DATA LINES:
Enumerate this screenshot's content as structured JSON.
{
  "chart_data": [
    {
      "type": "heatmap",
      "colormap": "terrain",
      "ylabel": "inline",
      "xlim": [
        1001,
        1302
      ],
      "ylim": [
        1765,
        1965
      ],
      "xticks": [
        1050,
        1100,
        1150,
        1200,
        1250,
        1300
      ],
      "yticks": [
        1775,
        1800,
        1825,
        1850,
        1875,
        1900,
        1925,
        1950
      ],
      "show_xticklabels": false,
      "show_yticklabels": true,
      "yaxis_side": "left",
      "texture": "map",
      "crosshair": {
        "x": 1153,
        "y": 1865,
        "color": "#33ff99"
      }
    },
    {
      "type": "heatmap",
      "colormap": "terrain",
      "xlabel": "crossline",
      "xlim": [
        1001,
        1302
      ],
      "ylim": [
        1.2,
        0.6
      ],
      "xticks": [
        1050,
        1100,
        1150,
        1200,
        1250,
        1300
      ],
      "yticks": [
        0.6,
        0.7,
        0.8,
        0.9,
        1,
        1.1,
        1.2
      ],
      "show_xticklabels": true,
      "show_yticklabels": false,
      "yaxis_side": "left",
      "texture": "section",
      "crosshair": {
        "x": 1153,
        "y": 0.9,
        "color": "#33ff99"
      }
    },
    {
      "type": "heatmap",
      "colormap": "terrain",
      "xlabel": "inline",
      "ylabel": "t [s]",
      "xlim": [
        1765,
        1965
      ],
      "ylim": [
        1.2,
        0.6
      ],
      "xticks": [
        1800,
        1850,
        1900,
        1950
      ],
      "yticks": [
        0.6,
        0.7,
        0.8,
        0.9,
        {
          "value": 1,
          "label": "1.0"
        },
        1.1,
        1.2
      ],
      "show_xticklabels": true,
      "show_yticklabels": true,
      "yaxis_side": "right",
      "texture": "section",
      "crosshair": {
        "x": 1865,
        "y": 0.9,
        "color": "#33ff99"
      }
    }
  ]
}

REQUIRED WORK:
Write out the full set of records exactly as given.

ANSWER TO THIS TASK:
Enumerate this screenshot's content as structured JSON.
{
  "chart_data": [
    {
      "type": "heatmap",
      "colormap": "terrain",
      "ylabel": "inline",
      "xlim": [
        1001,
        1302
      ],
      "ylim": [
        1765,
        1965
      ],
      "xticks": [
        1050,
        1100,
        1150,
        1200,
        1250,
        1300
      ],
      "yticks": [
        1775,
        1800,
        1825,
        1850,
        1875,
        1900,
        1925,
        1950
      ],
      "show_xticklabels": false,
      "show_yticklabels": true,
      "yaxis_side": "left",
      "texture": "map",
      "crosshair": {
        "x": 1153,
        "y": 1865,
        "color": "#33ff99"
      }
    },
    {
      "type": "heatmap",
      "colormap": "terrain",
      "xlabel": "crossline",
      "xlim": [
        1001,
        1302
      ],
      "ylim": [
        1.2,
        0.6
      ],
      "xticks": [
        1050,
        1100,
        1150,
        1200,
        1250,
        1300
      ],
      "yticks": [
        0.6,
        0.7,
        0.8,
        0.9,
        1,
        1.1,
        1.2
      ],
      "show_xticklabels": true,
      "show_yticklabels": false,
      "yaxis_side": "left",
      "texture": "section",
      "crosshair": {
        "x": 1153,
        "y": 0.9,
        "color": "#33ff99"
      }
    },
    {
      "type": "heatmap",
      "colormap": "terrain",
      "xlabel": "inline",
      "ylabel": "t [s]",
      "xlim": [
        1765,
        1965
      ],
      "ylim": [
        1.2,
        0.6
      ],
      "xticks": [
        1800,
        1850,
        1900,
        1950
      ],
      "yticks": [
        0.6,
        0.7,
        0.8,
        0.9,
        {
          "value": 1,
          "label": "1.0"
        },
        1.1,
        1.2
      ],
      "show_xticklabels": true,
      "show_yticklabels": true,
      "yaxis_side": "right",
      "texture": "section",
      "crosshair": {
        "x": 1865,
        "y": 0.9,
        "color": "#33ff99"
      }
    }
  ]
}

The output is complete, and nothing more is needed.